Requirement: Note each line where "montre" appears, and copy it.

— start Data in this exercise —

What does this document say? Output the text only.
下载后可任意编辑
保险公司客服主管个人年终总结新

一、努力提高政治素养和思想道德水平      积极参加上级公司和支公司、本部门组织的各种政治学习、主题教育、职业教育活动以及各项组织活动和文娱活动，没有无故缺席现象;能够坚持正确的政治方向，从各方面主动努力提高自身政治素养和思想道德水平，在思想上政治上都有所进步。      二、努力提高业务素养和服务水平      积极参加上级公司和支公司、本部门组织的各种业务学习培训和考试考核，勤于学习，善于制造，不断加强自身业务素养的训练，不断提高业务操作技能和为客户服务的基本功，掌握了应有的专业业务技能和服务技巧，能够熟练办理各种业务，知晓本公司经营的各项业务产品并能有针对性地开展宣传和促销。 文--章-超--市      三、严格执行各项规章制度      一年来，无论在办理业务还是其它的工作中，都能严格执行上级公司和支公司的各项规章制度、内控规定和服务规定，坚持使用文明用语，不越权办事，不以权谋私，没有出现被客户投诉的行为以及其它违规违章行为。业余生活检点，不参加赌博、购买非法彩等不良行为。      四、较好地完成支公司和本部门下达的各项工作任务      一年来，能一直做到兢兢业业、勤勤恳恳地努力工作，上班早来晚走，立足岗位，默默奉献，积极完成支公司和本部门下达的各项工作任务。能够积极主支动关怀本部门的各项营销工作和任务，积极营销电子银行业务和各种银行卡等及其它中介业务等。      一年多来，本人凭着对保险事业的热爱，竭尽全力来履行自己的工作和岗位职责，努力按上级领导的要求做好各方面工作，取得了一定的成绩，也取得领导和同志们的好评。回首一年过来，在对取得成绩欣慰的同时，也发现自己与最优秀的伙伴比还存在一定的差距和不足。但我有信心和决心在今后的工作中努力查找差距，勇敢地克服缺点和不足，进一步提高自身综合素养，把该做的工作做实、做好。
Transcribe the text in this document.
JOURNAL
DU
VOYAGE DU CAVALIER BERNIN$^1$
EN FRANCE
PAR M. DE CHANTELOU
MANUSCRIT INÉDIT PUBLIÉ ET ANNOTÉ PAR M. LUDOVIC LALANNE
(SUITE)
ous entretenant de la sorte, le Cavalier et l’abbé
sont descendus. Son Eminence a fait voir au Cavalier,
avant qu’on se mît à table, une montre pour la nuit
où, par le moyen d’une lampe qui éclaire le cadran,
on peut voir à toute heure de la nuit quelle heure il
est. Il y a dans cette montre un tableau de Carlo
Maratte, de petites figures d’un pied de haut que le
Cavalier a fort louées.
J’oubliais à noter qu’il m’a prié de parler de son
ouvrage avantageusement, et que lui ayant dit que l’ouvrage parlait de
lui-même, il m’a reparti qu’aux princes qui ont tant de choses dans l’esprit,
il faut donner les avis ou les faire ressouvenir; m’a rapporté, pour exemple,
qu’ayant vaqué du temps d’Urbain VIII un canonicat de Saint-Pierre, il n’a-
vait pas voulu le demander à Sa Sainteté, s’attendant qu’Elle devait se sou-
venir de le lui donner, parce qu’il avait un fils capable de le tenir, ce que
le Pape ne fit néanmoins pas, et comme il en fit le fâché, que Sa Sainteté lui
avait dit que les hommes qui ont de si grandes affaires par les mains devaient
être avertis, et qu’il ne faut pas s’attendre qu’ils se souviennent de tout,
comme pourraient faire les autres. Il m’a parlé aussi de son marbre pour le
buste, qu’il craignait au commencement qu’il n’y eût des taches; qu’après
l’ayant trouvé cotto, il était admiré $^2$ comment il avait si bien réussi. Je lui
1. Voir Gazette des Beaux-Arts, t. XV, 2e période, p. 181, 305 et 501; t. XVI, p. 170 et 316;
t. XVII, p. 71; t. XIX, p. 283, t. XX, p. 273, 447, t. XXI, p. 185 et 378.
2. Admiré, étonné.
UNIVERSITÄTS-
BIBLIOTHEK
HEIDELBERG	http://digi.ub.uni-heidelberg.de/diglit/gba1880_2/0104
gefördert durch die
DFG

— end Data in this exercise —

Solution for this exercise:
avant qu’on se mît à table, une montre pour la nuit
est. Il y a dans cette montre un tableau de Carlo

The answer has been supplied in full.